• Exercise
All of the data should be repeated exactly; pictures are not part of the copy.

(A block of data)
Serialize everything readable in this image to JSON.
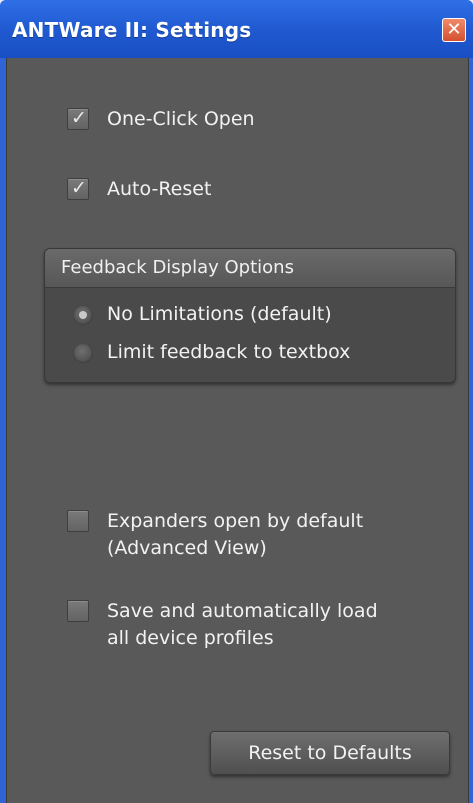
{
  "window": {
    "title": "ANTWare II: Settings",
    "close_glyph": "✕",
    "colors": {
      "titlebar": "#1f58cf",
      "client_bg": "#595959",
      "text": "#f2f2f2"
    }
  },
  "options": {
    "one_click_open": {
      "label": "One-Click Open",
      "checked": true
    },
    "auto_reset": {
      "label": "Auto-Reset",
      "checked": true
    },
    "expanders_open": {
      "label_line1": "Expanders open by default",
      "label_line2": "(Advanced View)",
      "checked": false
    },
    "save_profiles": {
      "label_line1": "Save and automatically load",
      "label_line2": "all device profiles",
      "checked": false
    }
  },
  "check_glyph": "✓",
  "feedback_group": {
    "title": "Feedback Display Options",
    "options": [
      {
        "label": "No Limitations (default)",
        "selected": true
      },
      {
        "label": "Limit feedback to textbox",
        "selected": false
      }
    ]
  },
  "reset_button": {
    "label": "Reset to Defaults"
  }
}
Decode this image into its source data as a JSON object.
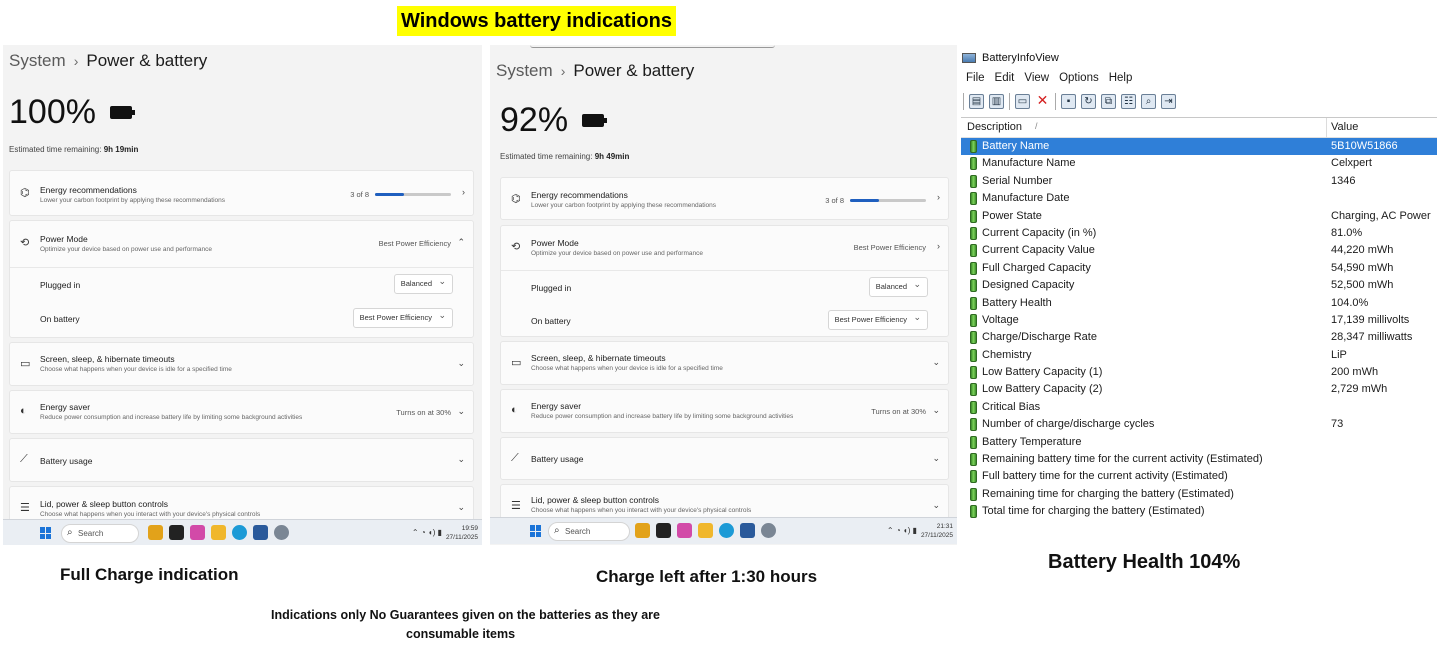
{
  "page_title": "Windows battery indications",
  "panels": [
    {
      "breadcrumb_system": "System",
      "breadcrumb_page": "Power & battery",
      "percent": "100%",
      "est_label": "Estimated time remaining:",
      "est_value": "9h 19min",
      "energy_title": "Energy recommendations",
      "energy_sub": "Lower your carbon footprint by applying these recommendations",
      "energy_count": "3 of 8",
      "energy_progress": 0.375,
      "power_mode_title": "Power Mode",
      "power_mode_sub": "Optimize your device based on power use and performance",
      "power_mode_value": "Best Power Efficiency",
      "plugged_in_label": "Plugged in",
      "plugged_in_value": "Balanced",
      "on_battery_label": "On battery",
      "on_battery_value": "Best Power Efficiency",
      "screen_title": "Screen, sleep, & hibernate timeouts",
      "screen_sub": "Choose what happens when your device is idle for a specified time",
      "saver_title": "Energy saver",
      "saver_sub": "Reduce power consumption and increase battery life by limiting some background activities",
      "saver_value": "Turns on at 30%",
      "usage_title": "Battery usage",
      "lid_title": "Lid, power & sleep button controls",
      "lid_sub": "Choose what happens when you interact with your device's physical controls",
      "search": "Search",
      "time": "19:59",
      "date": "27/11/2025",
      "caption": "Full Charge indication"
    },
    {
      "breadcrumb_system": "System",
      "breadcrumb_page": "Power & battery",
      "percent": "92%",
      "est_label": "Estimated time remaining:",
      "est_value": "9h 49min",
      "energy_title": "Energy recommendations",
      "energy_sub": "Lower your carbon footprint by applying these recommendations",
      "energy_count": "3 of 8",
      "energy_progress": 0.375,
      "power_mode_title": "Power Mode",
      "power_mode_sub": "Optimize your device based on power use and performance",
      "power_mode_value": "Best Power Efficiency",
      "plugged_in_label": "Plugged in",
      "plugged_in_value": "Balanced",
      "on_battery_label": "On battery",
      "on_battery_value": "Best Power Efficiency",
      "screen_title": "Screen, sleep, & hibernate timeouts",
      "screen_sub": "Choose what happens when your device is idle for a specified time",
      "saver_title": "Energy saver",
      "saver_sub": "Reduce power consumption and increase battery life by limiting some background activities",
      "saver_value": "Turns on at 30%",
      "usage_title": "Battery usage",
      "lid_title": "Lid, power & sleep button controls",
      "lid_sub": "Choose what happens when you interact with your device's physical controls",
      "search": "Search",
      "time": "21:31",
      "date": "27/11/2025",
      "caption": "Charge left after 1:30 hours"
    }
  ],
  "biv": {
    "title": "BatteryInfoView",
    "menu": [
      "File",
      "Edit",
      "View",
      "Options",
      "Help"
    ],
    "col_description": "Description",
    "col_value": "Value",
    "rows": [
      {
        "desc": "Battery Name",
        "val": "5B10W51866"
      },
      {
        "desc": "Manufacture Name",
        "val": "Celxpert"
      },
      {
        "desc": "Serial Number",
        "val": "1346"
      },
      {
        "desc": "Manufacture Date",
        "val": ""
      },
      {
        "desc": "Power State",
        "val": "Charging, AC Power"
      },
      {
        "desc": "Current Capacity (in %)",
        "val": "81.0%"
      },
      {
        "desc": "Current Capacity Value",
        "val": "44,220 mWh"
      },
      {
        "desc": "Full Charged Capacity",
        "val": "54,590 mWh"
      },
      {
        "desc": "Designed Capacity",
        "val": "52,500 mWh"
      },
      {
        "desc": "Battery Health",
        "val": "104.0%"
      },
      {
        "desc": "Voltage",
        "val": "17,139 millivolts"
      },
      {
        "desc": "Charge/Discharge Rate",
        "val": "28,347 milliwatts"
      },
      {
        "desc": "Chemistry",
        "val": "LiP"
      },
      {
        "desc": "Low Battery Capacity (1)",
        "val": "200 mWh"
      },
      {
        "desc": "Low Battery Capacity (2)",
        "val": "2,729 mWh"
      },
      {
        "desc": "Critical Bias",
        "val": ""
      },
      {
        "desc": "Number of charge/discharge cycles",
        "val": "73"
      },
      {
        "desc": "Battery Temperature",
        "val": ""
      },
      {
        "desc": "Remaining battery time for the current activity (Estimated)",
        "val": ""
      },
      {
        "desc": "Full battery time for the current activity (Estimated)",
        "val": ""
      },
      {
        "desc": "Remaining time for charging the battery (Estimated)",
        "val": ""
      },
      {
        "desc": "Total  time for charging the battery (Estimated)",
        "val": ""
      }
    ],
    "caption": "Battery Health 104%"
  },
  "footnote_line1": "Indications only No Guarantees given on the batteries as they are",
  "footnote_line2": "consumable items",
  "colors": {
    "highlight": "#ffff00",
    "selection": "#2f7fd8",
    "progress": "#1f5fbf"
  }
}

• Response to this exercise
Serialize everything readable in this image to JSON.
{
  "window": {
    "title": "ANTWare II: Settings",
    "close_glyph": "✕",
    "colors": {
      "titlebar": "#1f58cf",
      "client_bg": "#595959",
      "text": "#f2f2f2"
    }
  },
  "options": {
    "one_click_open": {
      "label": "One-Click Open",
      "checked": true
    },
    "auto_reset": {
      "label": "Auto-Reset",
      "checked": true
    },
    "expanders_open": {
      "label_line1": "Expanders open by default",
      "label_line2": "(Advanced View)",
      "checked": false
    },
    "save_profiles": {
      "label_line1": "Save and automatically load",
      "label_line2": "all device profiles",
      "checked": false
    }
  },
  "check_glyph": "✓",
  "feedback_group": {
    "title": "Feedback Display Options",
    "options": [
      {
        "label": "No Limitations (default)",
        "selected": true
      },
      {
        "label": "Limit feedback to textbox",
        "selected": false
      }
    ]
  },
  "reset_button": {
    "label": "Reset to Defaults"
  }
}
Decode this image into its source data as a JSON object.
{
  "page_title": "Windows battery indications",
  "panels": [
    {
      "breadcrumb_system": "System",
      "breadcrumb_page": "Power & battery",
      "percent": "100%",
      "est_label": "Estimated time remaining:",
      "est_value": "9h 19min",
      "energy_title": "Energy recommendations",
      "energy_sub": "Lower your carbon footprint by applying these recommendations",
      "energy_count": "3 of 8",
      "energy_progress": 0.375,
      "power_mode_title": "Power Mode",
      "power_mode_sub": "Optimize your device based on power use and performance",
      "power_mode_value": "Best Power Efficiency",
      "plugged_in_label": "Plugged in",
      "plugged_in_value": "Balanced",
      "on_battery_label": "On battery",
      "on_battery_value": "Best Power Efficiency",
      "screen_title": "Screen, sleep, & hibernate timeouts",
      "screen_sub": "Choose what happens when your device is idle for a specified time",
      "saver_title": "Energy saver",
      "saver_sub": "Reduce power consumption and increase battery life by limiting some background activities",
      "saver_value": "Turns on at 30%",
      "usage_title": "Battery usage",
      "lid_title": "Lid, power & sleep button controls",
      "lid_sub": "Choose what happens when you interact with your device's physical controls",
      "search": "Search",
      "time": "19:59",
      "date": "27/11/2025",
      "caption": "Full Charge indication"
    },
    {
      "breadcrumb_system": "System",
      "breadcrumb_page": "Power & battery",
      "percent": "92%",
      "est_label": "Estimated time remaining:",
      "est_value": "9h 49min",
      "energy_title": "Energy recommendations",
      "energy_sub": "Lower your carbon footprint by applying these recommendations",
      "energy_count": "3 of 8",
      "energy_progress": 0.375,
      "power_mode_title": "Power Mode",
      "power_mode_sub": "Optimize your device based on power use and performance",
      "power_mode_value": "Best Power Efficiency",
      "plugged_in_label": "Plugged in",
      "plugged_in_value": "Balanced",
      "on_battery_label": "On battery",
      "on_battery_value": "Best Power Efficiency",
      "screen_title": "Screen, sleep, & hibernate timeouts",
      "screen_sub": "Choose what happens when your device is idle for a specified time",
      "saver_title": "Energy saver",
      "saver_sub": "Reduce power consumption and increase battery life by limiting some background activities",
      "saver_value": "Turns on at 30%",
      "usage_title": "Battery usage",
      "lid_title": "Lid, power & sleep button controls",
      "lid_sub": "Choose what happens when you interact with your device's physical controls",
      "search": "Search",
      "time": "21:31",
      "date": "27/11/2025",
      "caption": "Charge left after 1:30 hours"
    }
  ],
  "biv": {
    "title": "BatteryInfoView",
    "menu": [
      "File",
      "Edit",
      "View",
      "Options",
      "Help"
    ],
    "col_description": "Description",
    "col_value": "Value",
    "rows": [
      {
        "desc": "Battery Name",
        "val": "5B10W51866"
      },
      {
        "desc": "Manufacture Name",
        "val": "Celxpert"
      },
      {
        "desc": "Serial Number",
        "val": "1346"
      },
      {
        "desc": "Manufacture Date",
        "val": ""
      },
      {
        "desc": "Power State",
        "val": "Charging, AC Power"
      },
      {
        "desc": "Current Capacity (in %)",
        "val": "81.0%"
      },
      {
        "desc": "Current Capacity Value",
        "val": "44,220 mWh"
      },
      {
        "desc": "Full Charged Capacity",
        "val": "54,590 mWh"
      },
      {
        "desc": "Designed Capacity",
        "val": "52,500 mWh"
      },
      {
        "desc": "Battery Health",
        "val": "104.0%"
      },
      {
        "desc": "Voltage",
        "val": "17,139 millivolts"
      },
      {
        "desc": "Charge/Discharge Rate",
        "val": "28,347 milliwatts"
      },
      {
        "desc": "Chemistry",
        "val": "LiP"
      },
      {
        "desc": "Low Battery Capacity (1)",
        "val": "200 mWh"
      },
      {
        "desc": "Low Battery Capacity (2)",
        "val": "2,729 mWh"
      },
      {
        "desc": "Critical Bias",
        "val": ""
      },
      {
        "desc": "Number of charge/discharge cycles",
        "val": "73"
      },
      {
        "desc": "Battery Temperature",
        "val": ""
      },
      {
        "desc": "Remaining battery time for the current activity (Estimated)",
        "val": ""
      },
      {
        "desc": "Full battery time for the current activity (Estimated)",
        "val": ""
      },
      {
        "desc": "Remaining time for charging the battery (Estimated)",
        "val": ""
      },
      {
        "desc": "Total  time for charging the battery (Estimated)",
        "val": ""
      }
    ],
    "caption": "Battery Health 104%"
  },
  "footnote_line1": "Indications only No Guarantees given on the batteries as they are",
  "footnote_line2": "consumable items",
  "colors": {
    "highlight": "#ffff00",
    "selection": "#2f7fd8",
    "progress": "#1f5fbf"
  }
}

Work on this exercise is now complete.